Input rows:

——

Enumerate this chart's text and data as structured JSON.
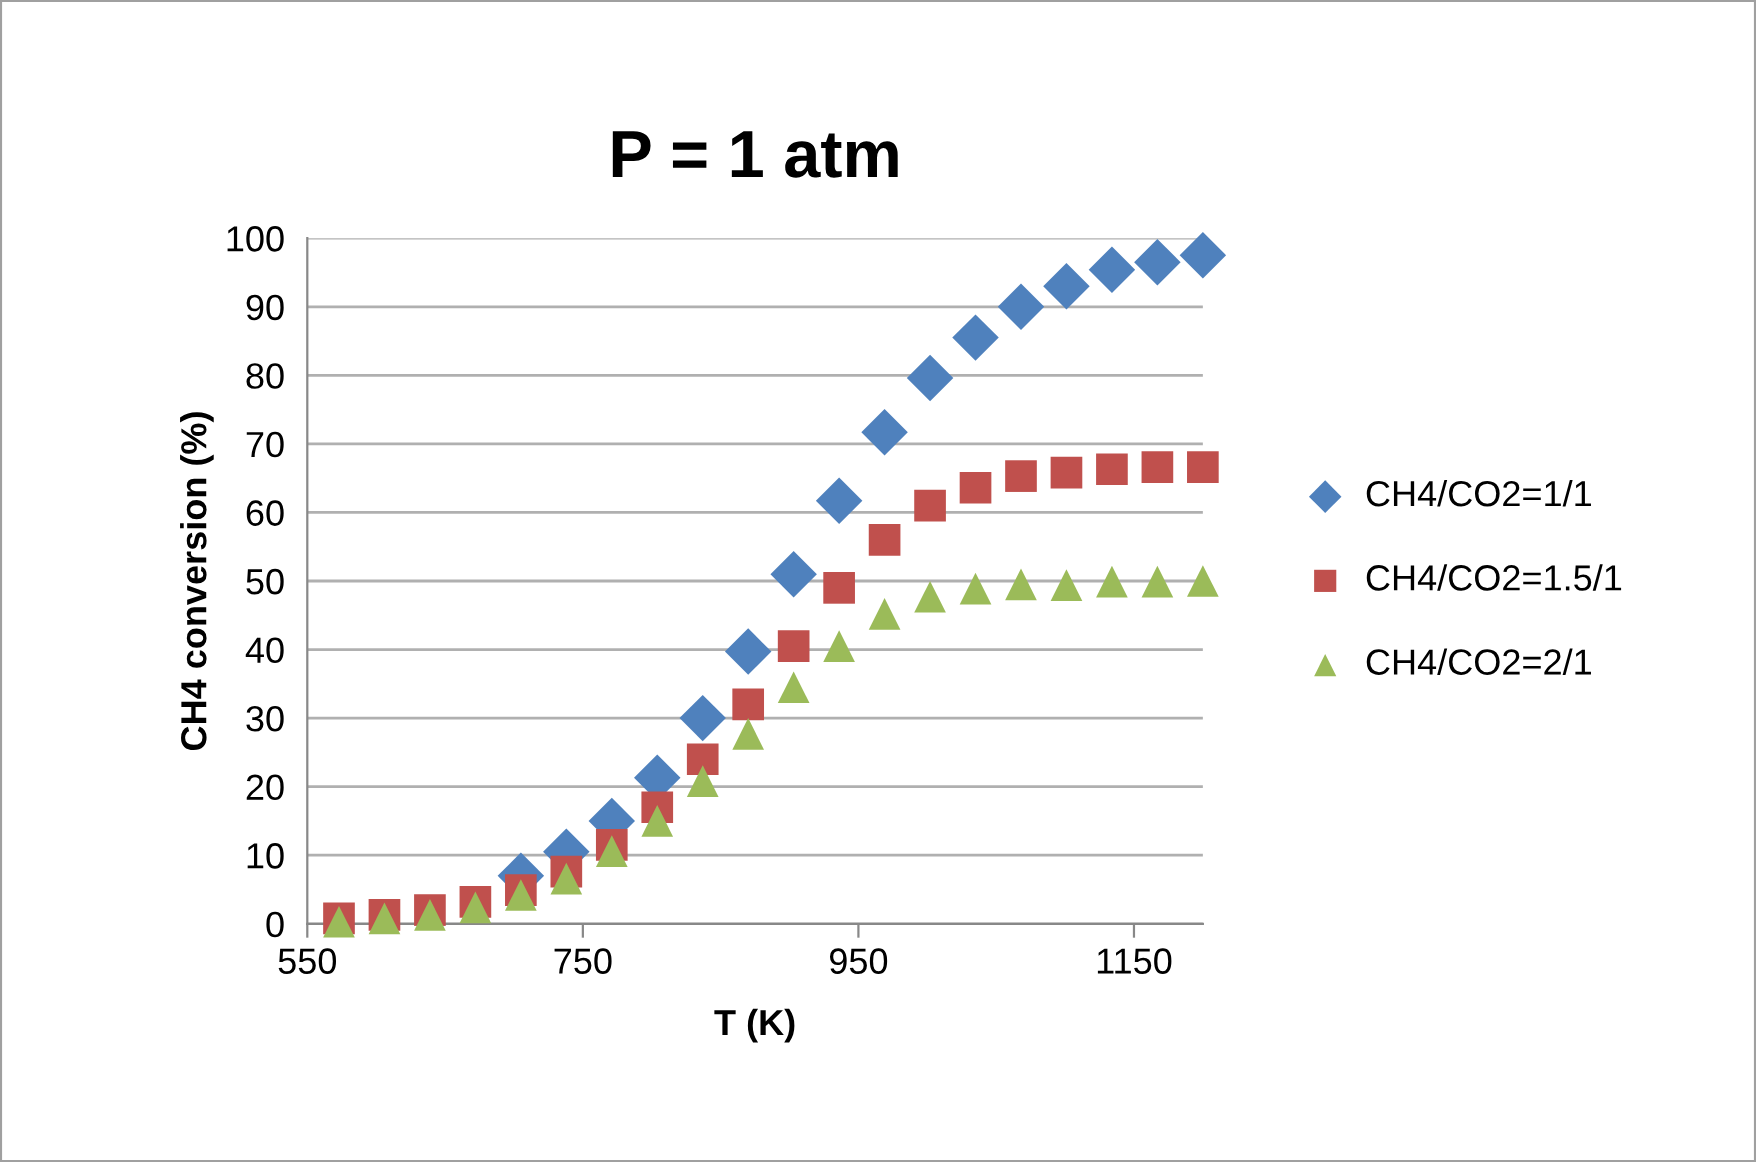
{
  "chart_data": {
    "type": "scatter",
    "title": "P = 1 atm",
    "xlabel": "T (K)",
    "ylabel": "CH4 conversion (%)",
    "x": [
      573,
      606,
      639,
      672,
      705,
      738,
      771,
      804,
      837,
      870,
      903,
      936,
      969,
      1002,
      1035,
      1068,
      1101,
      1134,
      1167,
      1200
    ],
    "series": [
      {
        "name": "CH4/CO2=1/1",
        "color": "#4f81bd",
        "marker": "diamond",
        "values": [
          null,
          null,
          null,
          null,
          7,
          10.5,
          15,
          21.3,
          30,
          39.7,
          51,
          61.7,
          71.7,
          79.6,
          85.5,
          90,
          93,
          95.4,
          96.5,
          97.5
        ]
      },
      {
        "name": "CH4/CO2=1.5/1",
        "color": "#c0504d",
        "marker": "square",
        "values": [
          0.8,
          1.3,
          2,
          3.2,
          4.9,
          7.6,
          11.5,
          17,
          24,
          32,
          40.5,
          49,
          56,
          61,
          63.6,
          65.3,
          65.8,
          66.3,
          66.6,
          66.6
        ]
      },
      {
        "name": "CH4/CO2=2/1",
        "color": "#9bbb59",
        "marker": "triangle",
        "values": [
          0.3,
          0.8,
          1.3,
          2.4,
          4.2,
          6.6,
          10.6,
          15,
          20.8,
          27.7,
          34.5,
          40.5,
          45.2,
          47.7,
          48.9,
          49.5,
          49.4,
          49.9,
          49.9,
          50
        ]
      }
    ],
    "xlim": [
      550,
      1200
    ],
    "xticks": [
      550,
      750,
      950,
      1150
    ],
    "ylim": [
      0,
      100
    ],
    "yticks": [
      0,
      10,
      20,
      30,
      40,
      50,
      60,
      70,
      80,
      90,
      100
    ],
    "grid": "y",
    "legend": "right"
  }
}
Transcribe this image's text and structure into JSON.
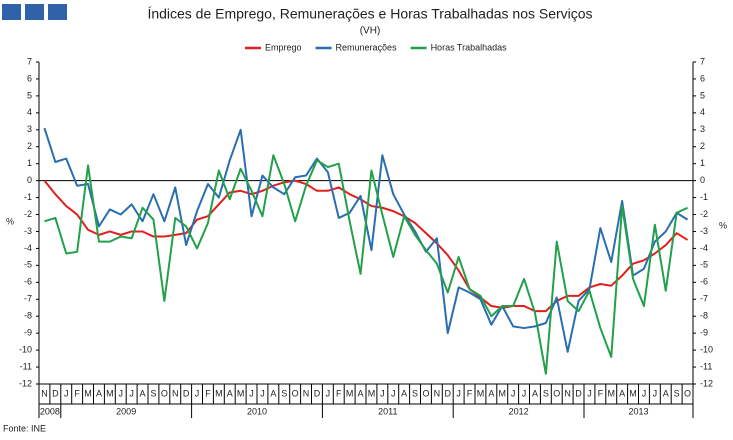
{
  "chart_data": {
    "type": "line",
    "title": "Índices de Emprego, Remunerações e Horas Trabalhadas nos Serviços",
    "subtitle": "(VH)",
    "ylabel": "%",
    "y2label": "%",
    "source": "Fonte: INE",
    "categories": [
      "N",
      "D",
      "J",
      "F",
      "M",
      "A",
      "M",
      "J",
      "J",
      "A",
      "S",
      "O",
      "N",
      "D",
      "J",
      "F",
      "M",
      "A",
      "M",
      "J",
      "J",
      "A",
      "S",
      "O",
      "N",
      "D",
      "J",
      "F",
      "M",
      "A",
      "M",
      "J",
      "J",
      "A",
      "S",
      "O",
      "N",
      "D",
      "J",
      "F",
      "M",
      "A",
      "M",
      "J",
      "J",
      "A",
      "S",
      "O",
      "N",
      "D",
      "J",
      "F",
      "M",
      "A",
      "M",
      "J",
      "J",
      "A",
      "S",
      "O"
    ],
    "years": [
      "2008",
      "2009",
      "2010",
      "2011",
      "2012",
      "2013"
    ],
    "ylim": [
      -12,
      7
    ],
    "yticks": [
      -12,
      -11,
      -10,
      -9,
      -8,
      -7,
      -6,
      -5,
      -4,
      -3,
      -2,
      -1,
      0,
      1,
      2,
      3,
      4,
      5,
      6,
      7
    ],
    "y2lim": [
      -12,
      7
    ],
    "y2ticks": [
      -12,
      -11,
      -10,
      -9,
      -8,
      -7,
      -6,
      -5,
      -4,
      -3,
      -2,
      -1,
      0,
      1,
      2,
      3,
      4,
      5,
      6,
      7
    ],
    "series": [
      {
        "name": "Emprego",
        "color": "#e0201c",
        "values": [
          0,
          -0.8,
          -1.5,
          -2.0,
          -2.9,
          -3.2,
          -3.0,
          -3.2,
          -3.0,
          -3.0,
          -3.3,
          -3.3,
          -3.2,
          -3.1,
          -2.3,
          -2.1,
          -1.4,
          -0.7,
          -0.6,
          -0.8,
          -0.6,
          -0.3,
          -0.1,
          0,
          -0.2,
          -0.6,
          -0.6,
          -0.4,
          -0.8,
          -1.1,
          -1.5,
          -1.6,
          -1.8,
          -2.1,
          -2.5,
          -3.1,
          -3.7,
          -4.4,
          -5.3,
          -6.4,
          -6.9,
          -7.4,
          -7.5,
          -7.4,
          -7.4,
          -7.7,
          -7.7,
          -7.1,
          -6.8,
          -6.8,
          -6.3,
          -6.1,
          -6.2,
          -5.6,
          -4.9,
          -4.7,
          -4.3,
          -3.8,
          -3.1,
          -3.5
        ]
      },
      {
        "name": "Remunerações",
        "color": "#2a6eb0",
        "values": [
          3.1,
          1.1,
          1.3,
          -0.3,
          -0.2,
          -2.7,
          -1.7,
          -2.0,
          -1.4,
          -2.4,
          -0.8,
          -2.4,
          -0.4,
          -3.8,
          -1.8,
          -0.2,
          -1.0,
          1.2,
          3.0,
          -2.1,
          0.3,
          -0.4,
          -0.8,
          0.2,
          0.3,
          1.3,
          0.5,
          -2.2,
          -1.9,
          -0.9,
          -4.1,
          1.5,
          -0.8,
          -2.0,
          -3.0,
          -4.2,
          -3.4,
          -9.0,
          -6.3,
          -6.6,
          -7.0,
          -8.5,
          -7.4,
          -8.6,
          -8.7,
          -8.6,
          -8.4,
          -6.9,
          -10.1,
          -7.1,
          -6.4,
          -2.8,
          -4.8,
          -1.2,
          -5.6,
          -5.2,
          -3.6,
          -3.0,
          -1.9,
          -2.3
        ]
      },
      {
        "name": "Horas Trabalhadas",
        "color": "#22a04a",
        "values": [
          -2.4,
          -2.2,
          -4.3,
          -4.2,
          0.9,
          -3.6,
          -3.6,
          -3.3,
          -3.4,
          -1.6,
          -2.3,
          -7.1,
          -2.2,
          -2.7,
          -4.0,
          -2.5,
          0.6,
          -1.1,
          0.7,
          -0.6,
          -2.1,
          1.5,
          -0.2,
          -2.4,
          -0.3,
          1.2,
          0.8,
          1.0,
          -2.4,
          -5.5,
          0.6,
          -2.0,
          -4.5,
          -2.1,
          -3.2,
          -4.1,
          -4.9,
          -6.6,
          -4.5,
          -6.4,
          -6.8,
          -8.0,
          -7.4,
          -7.4,
          -5.8,
          -7.8,
          -11.4,
          -3.6,
          -7.1,
          -7.7,
          -6.5,
          -8.7,
          -10.4,
          -1.5,
          -5.8,
          -7.4,
          -2.6,
          -6.5,
          -1.9,
          -1.6
        ]
      }
    ]
  }
}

——

Requirements: Gather each line of the records holding the string "color".

Response:
        "color": "#4f81bd",
        "color": "#c0504d",
        "color": "#9bbb59",
        "color": "#e0201c",
        "color": "#2a6eb0",
        "color": "#22a04a",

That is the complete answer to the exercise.